> [What is asked] Go through the material below and report how many lines contain "путем". Give only the number.

-- start Material provided --

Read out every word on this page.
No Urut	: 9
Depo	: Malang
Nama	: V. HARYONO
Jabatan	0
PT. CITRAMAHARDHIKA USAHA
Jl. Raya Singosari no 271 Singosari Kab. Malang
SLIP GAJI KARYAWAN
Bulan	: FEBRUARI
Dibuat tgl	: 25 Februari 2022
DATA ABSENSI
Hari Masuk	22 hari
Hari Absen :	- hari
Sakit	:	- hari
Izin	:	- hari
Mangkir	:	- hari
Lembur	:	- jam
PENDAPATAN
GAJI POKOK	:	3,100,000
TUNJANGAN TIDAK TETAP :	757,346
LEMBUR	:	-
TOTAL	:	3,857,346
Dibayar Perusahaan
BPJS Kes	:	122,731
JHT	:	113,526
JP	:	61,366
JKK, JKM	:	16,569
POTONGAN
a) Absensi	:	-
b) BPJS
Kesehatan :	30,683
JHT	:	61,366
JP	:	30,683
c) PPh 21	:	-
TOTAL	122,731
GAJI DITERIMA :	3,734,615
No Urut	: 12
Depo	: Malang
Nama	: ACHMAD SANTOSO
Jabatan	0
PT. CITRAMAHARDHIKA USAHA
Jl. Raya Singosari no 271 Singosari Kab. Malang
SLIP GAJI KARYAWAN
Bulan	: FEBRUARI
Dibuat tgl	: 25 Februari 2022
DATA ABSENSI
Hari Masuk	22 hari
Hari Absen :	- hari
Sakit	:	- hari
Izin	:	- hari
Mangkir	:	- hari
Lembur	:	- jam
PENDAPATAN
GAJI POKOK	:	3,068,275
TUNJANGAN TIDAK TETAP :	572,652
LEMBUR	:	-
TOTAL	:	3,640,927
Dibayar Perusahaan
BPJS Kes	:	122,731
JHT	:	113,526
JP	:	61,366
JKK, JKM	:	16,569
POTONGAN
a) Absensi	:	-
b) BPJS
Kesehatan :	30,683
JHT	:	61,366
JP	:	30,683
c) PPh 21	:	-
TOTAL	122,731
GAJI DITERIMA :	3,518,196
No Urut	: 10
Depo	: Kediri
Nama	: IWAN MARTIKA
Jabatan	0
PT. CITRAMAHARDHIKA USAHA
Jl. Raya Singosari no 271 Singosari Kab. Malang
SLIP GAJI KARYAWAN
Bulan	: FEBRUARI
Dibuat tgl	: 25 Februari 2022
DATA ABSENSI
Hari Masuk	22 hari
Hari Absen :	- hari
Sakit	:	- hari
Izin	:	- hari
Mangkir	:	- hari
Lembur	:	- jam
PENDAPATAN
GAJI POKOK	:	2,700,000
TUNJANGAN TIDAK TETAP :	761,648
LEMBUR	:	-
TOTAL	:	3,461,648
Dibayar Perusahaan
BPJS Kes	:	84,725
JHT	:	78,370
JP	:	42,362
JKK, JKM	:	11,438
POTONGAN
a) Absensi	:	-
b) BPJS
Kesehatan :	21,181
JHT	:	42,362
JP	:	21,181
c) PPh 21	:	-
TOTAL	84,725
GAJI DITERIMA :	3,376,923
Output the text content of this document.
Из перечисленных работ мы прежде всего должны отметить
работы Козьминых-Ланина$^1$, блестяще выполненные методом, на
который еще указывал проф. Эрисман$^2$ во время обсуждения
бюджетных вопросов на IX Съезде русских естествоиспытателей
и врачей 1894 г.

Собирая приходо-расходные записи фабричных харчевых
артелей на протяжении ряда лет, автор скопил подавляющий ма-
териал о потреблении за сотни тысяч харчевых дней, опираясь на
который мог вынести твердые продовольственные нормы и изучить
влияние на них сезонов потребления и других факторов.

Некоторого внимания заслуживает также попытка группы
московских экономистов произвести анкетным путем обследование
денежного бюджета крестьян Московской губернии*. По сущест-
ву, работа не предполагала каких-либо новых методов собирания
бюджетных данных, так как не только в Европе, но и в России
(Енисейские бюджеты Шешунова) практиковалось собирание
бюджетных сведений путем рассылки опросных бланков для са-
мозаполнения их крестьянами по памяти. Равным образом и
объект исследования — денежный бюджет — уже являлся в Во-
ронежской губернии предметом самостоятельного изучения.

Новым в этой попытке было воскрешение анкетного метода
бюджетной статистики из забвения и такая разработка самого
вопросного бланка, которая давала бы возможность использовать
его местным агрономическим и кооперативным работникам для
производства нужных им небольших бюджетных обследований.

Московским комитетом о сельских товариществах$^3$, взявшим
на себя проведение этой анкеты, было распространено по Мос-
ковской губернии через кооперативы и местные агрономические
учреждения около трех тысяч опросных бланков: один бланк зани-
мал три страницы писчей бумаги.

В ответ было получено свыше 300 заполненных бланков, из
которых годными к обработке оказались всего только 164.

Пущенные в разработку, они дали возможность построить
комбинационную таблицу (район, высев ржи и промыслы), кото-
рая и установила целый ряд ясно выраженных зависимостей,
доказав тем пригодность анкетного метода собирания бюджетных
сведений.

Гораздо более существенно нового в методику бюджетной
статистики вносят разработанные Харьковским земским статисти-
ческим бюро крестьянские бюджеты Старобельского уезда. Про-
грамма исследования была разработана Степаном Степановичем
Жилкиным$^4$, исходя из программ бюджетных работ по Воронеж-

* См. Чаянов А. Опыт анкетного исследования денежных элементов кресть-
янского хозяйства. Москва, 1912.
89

-- end Material provided --

> [Task result] 2